#### Request
Transcribe the records that follow in their entirety, omitting any pictures.

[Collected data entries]
====================

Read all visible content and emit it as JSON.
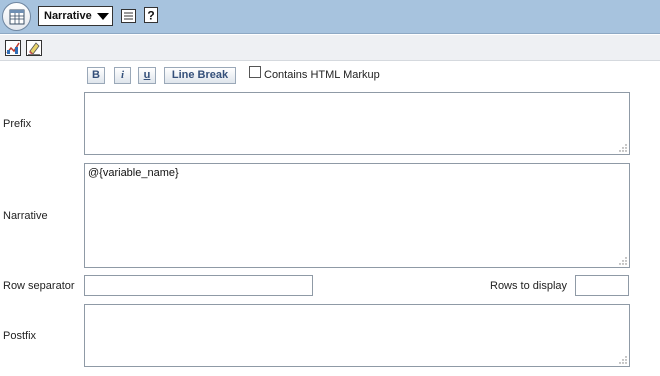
{
  "header": {
    "view_select": {
      "value": "Narrative"
    },
    "help_glyph": "?"
  },
  "format": {
    "bold": "B",
    "italic": "i",
    "underline": "u",
    "line_break": "Line Break",
    "contains_html_label": "Contains HTML Markup",
    "contains_html_checked": false
  },
  "fields": {
    "prefix": {
      "label": "Prefix",
      "value": ""
    },
    "narrative": {
      "label": "Narrative",
      "value": "@{variable_name}"
    },
    "row_separator": {
      "label": "Row separator",
      "value": ""
    },
    "rows_to_display": {
      "label": "Rows to display",
      "value": ""
    },
    "postfix": {
      "label": "Postfix",
      "value": ""
    }
  },
  "colors": {
    "header_bg": "#a7c3de",
    "toolbar_bg": "#eef0f3",
    "button_text": "#35507a"
  },
  "icons": {
    "view": "table-view-icon",
    "properties": "properties-icon",
    "help": "help-icon",
    "chart_tool": "chart-icon",
    "clear_tool": "eraser-icon"
  }
}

====================

#### Problem solution
Read all visible content and emit it as JSON.
{
  "header": {
    "view_select": {
      "value": "Narrative"
    },
    "help_glyph": "?"
  },
  "format": {
    "bold": "B",
    "italic": "i",
    "underline": "u",
    "line_break": "Line Break",
    "contains_html_label": "Contains HTML Markup",
    "contains_html_checked": false
  },
  "fields": {
    "prefix": {
      "label": "Prefix",
      "value": ""
    },
    "narrative": {
      "label": "Narrative",
      "value": "@{variable_name}"
    },
    "row_separator": {
      "label": "Row separator",
      "value": ""
    },
    "rows_to_display": {
      "label": "Rows to display",
      "value": ""
    },
    "postfix": {
      "label": "Postfix",
      "value": ""
    }
  },
  "colors": {
    "header_bg": "#a7c3de",
    "toolbar_bg": "#eef0f3",
    "button_text": "#35507a"
  },
  "icons": {
    "view": "table-view-icon",
    "properties": "properties-icon",
    "help": "help-icon",
    "chart_tool": "chart-icon",
    "clear_tool": "eraser-icon"
  }
}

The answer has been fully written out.